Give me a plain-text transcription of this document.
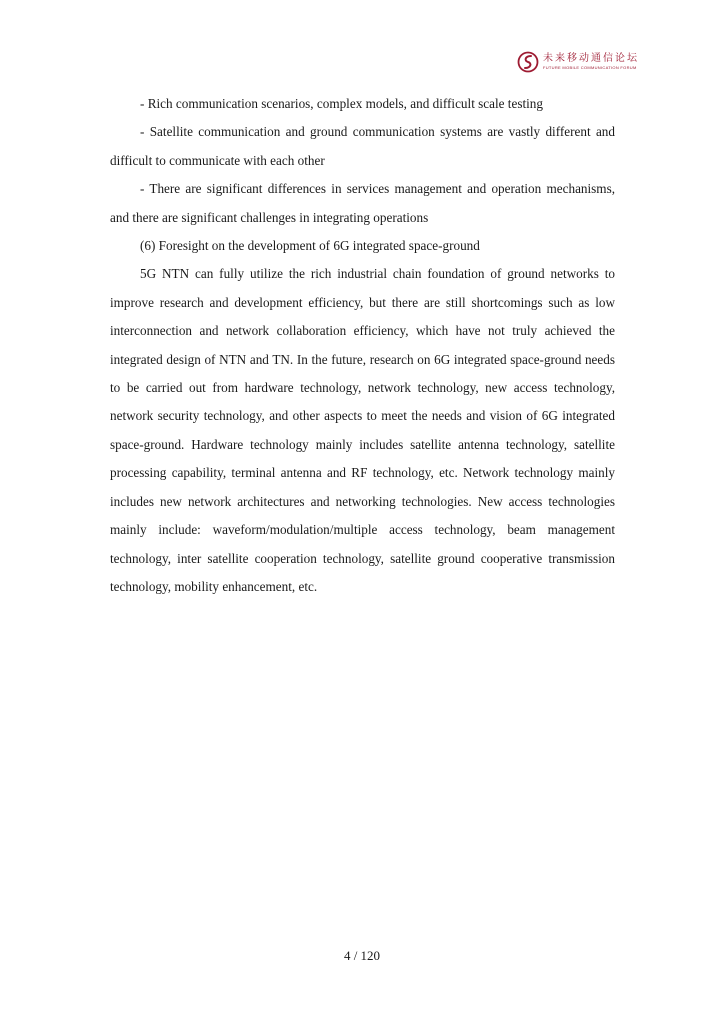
未来移动通信论坛
FUTURE MOBILE COMMUNICATION FORUM

- Rich communication scenarios, complex models, and difficult scale testing

- Satellite communication and ground communication systems are vastly different and difficult to communicate with each other

- There are significant differences in services management and operation mechanisms, and there are significant challenges in integrating operations

(6) Foresight on the development of 6G integrated space-ground

5G NTN can fully utilize the rich industrial chain foundation of ground networks to improve research and development efficiency, but there are still shortcomings such as low interconnection and network collaboration efficiency, which have not truly achieved the integrated design of NTN and TN. In the future, research on 6G integrated space-ground needs to be carried out from hardware technology, network technology, new access technology, network security technology, and other aspects to meet the needs and vision of 6G integrated space-ground. Hardware technology mainly includes satellite antenna technology, satellite processing capability, terminal antenna and RF technology, etc. Network technology mainly includes new network architectures and networking technologies. New access technologies mainly include: waveform/modulation/multiple access technology, beam management technology, inter satellite cooperation technology, satellite ground cooperative transmission technology, mobility enhancement, etc.

4 / 120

★ ★ ★ ★ ★ ★ ★

• **What is being asked**: A faithful copy of the records above is needed, with the pictures left out.

• **Answer to this exercise**:
Give me a plain-text transcription of this document.
未来移动通信论坛
FUTURE MOBILE COMMUNICATION FORUM

- Rich communication scenarios, complex models, and difficult scale testing

- Satellite communication and ground communication systems are vastly different and difficult to communicate with each other

- There are significant differences in services management and operation mechanisms, and there are significant challenges in integrating operations

(6) Foresight on the development of 6G integrated space-ground

5G NTN can fully utilize the rich industrial chain foundation of ground networks to improve research and development efficiency, but there are still shortcomings such as low interconnection and network collaboration efficiency, which have not truly achieved the integrated design of NTN and TN. In the future, research on 6G integrated space-ground needs to be carried out from hardware technology, network technology, new access technology, network security technology, and other aspects to meet the needs and vision of 6G integrated space-ground. Hardware technology mainly includes satellite antenna technology, satellite processing capability, terminal antenna and RF technology, etc. Network technology mainly includes new network architectures and networking technologies. New access technologies mainly include: waveform/modulation/multiple access technology, beam management technology, inter satellite cooperation technology, satellite ground cooperative transmission technology, mobility enhancement, etc.

4 / 120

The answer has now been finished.